[PROBLEM REQUIREMENTS]: Write out each line of the material again, word for word.

[RECORD EXTRACTS]:
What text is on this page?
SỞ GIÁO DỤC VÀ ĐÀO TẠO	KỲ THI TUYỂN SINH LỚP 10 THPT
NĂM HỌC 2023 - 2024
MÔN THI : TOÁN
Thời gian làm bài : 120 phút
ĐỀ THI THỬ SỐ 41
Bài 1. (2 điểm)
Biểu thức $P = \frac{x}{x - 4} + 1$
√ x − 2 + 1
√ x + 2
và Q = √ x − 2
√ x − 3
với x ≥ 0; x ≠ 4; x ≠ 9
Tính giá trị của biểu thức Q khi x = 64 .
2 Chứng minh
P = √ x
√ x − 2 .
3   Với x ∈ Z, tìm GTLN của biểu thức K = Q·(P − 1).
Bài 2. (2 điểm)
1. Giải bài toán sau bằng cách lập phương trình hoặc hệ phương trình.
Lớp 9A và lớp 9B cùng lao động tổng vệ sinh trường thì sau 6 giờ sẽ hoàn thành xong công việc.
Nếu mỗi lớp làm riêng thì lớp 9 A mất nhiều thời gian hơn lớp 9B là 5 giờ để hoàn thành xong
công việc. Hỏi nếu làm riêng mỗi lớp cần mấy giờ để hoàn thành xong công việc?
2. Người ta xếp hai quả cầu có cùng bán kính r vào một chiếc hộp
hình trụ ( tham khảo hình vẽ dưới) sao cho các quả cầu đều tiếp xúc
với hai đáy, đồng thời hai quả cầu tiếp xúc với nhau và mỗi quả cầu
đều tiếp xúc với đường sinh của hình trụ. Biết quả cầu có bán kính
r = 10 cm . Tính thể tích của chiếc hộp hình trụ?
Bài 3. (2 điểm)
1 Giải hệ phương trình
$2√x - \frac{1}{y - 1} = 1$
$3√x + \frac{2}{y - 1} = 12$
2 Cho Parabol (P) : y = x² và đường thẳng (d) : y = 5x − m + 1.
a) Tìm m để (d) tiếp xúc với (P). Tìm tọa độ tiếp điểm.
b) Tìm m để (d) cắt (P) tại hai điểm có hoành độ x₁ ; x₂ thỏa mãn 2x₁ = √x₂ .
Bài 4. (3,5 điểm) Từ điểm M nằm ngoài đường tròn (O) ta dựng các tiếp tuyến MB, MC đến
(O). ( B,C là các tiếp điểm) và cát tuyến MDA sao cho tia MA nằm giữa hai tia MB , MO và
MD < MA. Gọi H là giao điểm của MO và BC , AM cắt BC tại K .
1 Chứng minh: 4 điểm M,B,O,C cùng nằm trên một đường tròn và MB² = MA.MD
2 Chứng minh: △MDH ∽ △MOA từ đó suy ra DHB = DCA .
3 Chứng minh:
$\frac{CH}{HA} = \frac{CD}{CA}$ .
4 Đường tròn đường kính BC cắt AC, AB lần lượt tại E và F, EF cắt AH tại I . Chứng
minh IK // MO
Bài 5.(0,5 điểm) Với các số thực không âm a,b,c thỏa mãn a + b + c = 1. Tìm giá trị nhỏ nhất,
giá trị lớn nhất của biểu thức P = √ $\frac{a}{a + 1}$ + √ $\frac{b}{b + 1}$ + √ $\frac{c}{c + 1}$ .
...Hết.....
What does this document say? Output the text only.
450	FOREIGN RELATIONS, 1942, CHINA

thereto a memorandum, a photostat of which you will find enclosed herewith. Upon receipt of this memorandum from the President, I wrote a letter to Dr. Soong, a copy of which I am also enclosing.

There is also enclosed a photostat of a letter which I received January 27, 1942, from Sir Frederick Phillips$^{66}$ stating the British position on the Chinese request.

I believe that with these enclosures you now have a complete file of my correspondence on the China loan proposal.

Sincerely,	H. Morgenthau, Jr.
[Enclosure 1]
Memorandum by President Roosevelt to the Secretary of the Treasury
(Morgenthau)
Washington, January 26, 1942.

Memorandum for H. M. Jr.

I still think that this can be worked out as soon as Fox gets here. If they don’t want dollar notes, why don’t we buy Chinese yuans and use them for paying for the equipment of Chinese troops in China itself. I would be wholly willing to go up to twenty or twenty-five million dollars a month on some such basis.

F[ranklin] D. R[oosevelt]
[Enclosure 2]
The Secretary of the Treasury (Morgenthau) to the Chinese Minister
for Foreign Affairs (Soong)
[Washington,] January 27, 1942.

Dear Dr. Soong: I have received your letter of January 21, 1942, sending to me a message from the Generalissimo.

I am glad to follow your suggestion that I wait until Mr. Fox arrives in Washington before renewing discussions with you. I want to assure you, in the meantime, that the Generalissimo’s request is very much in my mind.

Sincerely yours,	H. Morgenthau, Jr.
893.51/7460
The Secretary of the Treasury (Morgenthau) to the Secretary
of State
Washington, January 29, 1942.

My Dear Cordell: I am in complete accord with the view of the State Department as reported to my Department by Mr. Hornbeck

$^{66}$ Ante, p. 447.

[ANSWER]:
What text is on this page?
SỞ GIÁO DỤC VÀ ĐÀO TẠO	KỲ THI TUYỂN SINH LỚP 10 THPT
NĂM HỌC 2023 - 2024
MÔN THI : TOÁN
Thời gian làm bài : 120 phút
ĐỀ THI THỬ SỐ 41
Bài 1. (2 điểm)
Biểu thức $P = \frac{x}{x - 4} + 1$
√ x − 2 + 1
√ x + 2
và Q = √ x − 2
√ x − 3
với x ≥ 0; x ≠ 4; x ≠ 9
Tính giá trị của biểu thức Q khi x = 64 .
2 Chứng minh
P = √ x
√ x − 2 .
3   Với x ∈ Z, tìm GTLN của biểu thức K = Q·(P − 1).
Bài 2. (2 điểm)
1. Giải bài toán sau bằng cách lập phương trình hoặc hệ phương trình.
Lớp 9A và lớp 9B cùng lao động tổng vệ sinh trường thì sau 6 giờ sẽ hoàn thành xong công việc.
Nếu mỗi lớp làm riêng thì lớp 9 A mất nhiều thời gian hơn lớp 9B là 5 giờ để hoàn thành xong
công việc. Hỏi nếu làm riêng mỗi lớp cần mấy giờ để hoàn thành xong công việc?
2. Người ta xếp hai quả cầu có cùng bán kính r vào một chiếc hộp
hình trụ ( tham khảo hình vẽ dưới) sao cho các quả cầu đều tiếp xúc
với hai đáy, đồng thời hai quả cầu tiếp xúc với nhau và mỗi quả cầu
đều tiếp xúc với đường sinh của hình trụ. Biết quả cầu có bán kính
r = 10 cm . Tính thể tích của chiếc hộp hình trụ?
Bài 3. (2 điểm)
1 Giải hệ phương trình
$2√x - \frac{1}{y - 1} = 1$
$3√x + \frac{2}{y - 1} = 12$
2 Cho Parabol (P) : y = x² và đường thẳng (d) : y = 5x − m + 1.
a) Tìm m để (d) tiếp xúc với (P). Tìm tọa độ tiếp điểm.
b) Tìm m để (d) cắt (P) tại hai điểm có hoành độ x₁ ; x₂ thỏa mãn 2x₁ = √x₂ .
Bài 4. (3,5 điểm) Từ điểm M nằm ngoài đường tròn (O) ta dựng các tiếp tuyến MB, MC đến
(O). ( B,C là các tiếp điểm) và cát tuyến MDA sao cho tia MA nằm giữa hai tia MB , MO và
MD < MA. Gọi H là giao điểm của MO và BC , AM cắt BC tại K .
1 Chứng minh: 4 điểm M,B,O,C cùng nằm trên một đường tròn và MB² = MA.MD
2 Chứng minh: △MDH ∽ △MOA từ đó suy ra DHB = DCA .
3 Chứng minh:
$\frac{CH}{HA} = \frac{CD}{CA}$ .
4 Đường tròn đường kính BC cắt AC, AB lần lượt tại E và F, EF cắt AH tại I . Chứng
minh IK // MO
Bài 5.(0,5 điểm) Với các số thực không âm a,b,c thỏa mãn a + b + c = 1. Tìm giá trị nhỏ nhất,
giá trị lớn nhất của biểu thức P = √ $\frac{a}{a + 1}$ + √ $\frac{b}{b + 1}$ + √ $\frac{c}{c + 1}$ .
...Hết.....
What does this document say? Output the text only.
450	FOREIGN RELATIONS, 1942, CHINA

thereto a memorandum, a photostat of which you will find enclosed herewith. Upon receipt of this memorandum from the President, I wrote a letter to Dr. Soong, a copy of which I am also enclosing.

There is also enclosed a photostat of a letter which I received January 27, 1942, from Sir Frederick Phillips$^{66}$ stating the British position on the Chinese request.

I believe that with these enclosures you now have a complete file of my correspondence on the China loan proposal.

Sincerely,	H. Morgenthau, Jr.
[Enclosure 1]
Memorandum by President Roosevelt to the Secretary of the Treasury
(Morgenthau)
Washington, January 26, 1942.

Memorandum for H. M. Jr.

I still think that this can be worked out as soon as Fox gets here. If they don’t want dollar notes, why don’t we buy Chinese yuans and use them for paying for the equipment of Chinese troops in China itself. I would be wholly willing to go up to twenty or twenty-five million dollars a month on some such basis.

F[ranklin] D. R[oosevelt]
[Enclosure 2]
The Secretary of the Treasury (Morgenthau) to the Chinese Minister
for Foreign Affairs (Soong)
[Washington,] January 27, 1942.

Dear Dr. Soong: I have received your letter of January 21, 1942, sending to me a message from the Generalissimo.

I am glad to follow your suggestion that I wait until Mr. Fox arrives in Washington before renewing discussions with you. I want to assure you, in the meantime, that the Generalissimo’s request is very much in my mind.

Sincerely yours,	H. Morgenthau, Jr.
893.51/7460
The Secretary of the Treasury (Morgenthau) to the Secretary
of State
Washington, January 29, 1942.

My Dear Cordell: I am in complete accord with the view of the State Department as reported to my Department by Mr. Hornbeck

$^{66}$ Ante, p. 447.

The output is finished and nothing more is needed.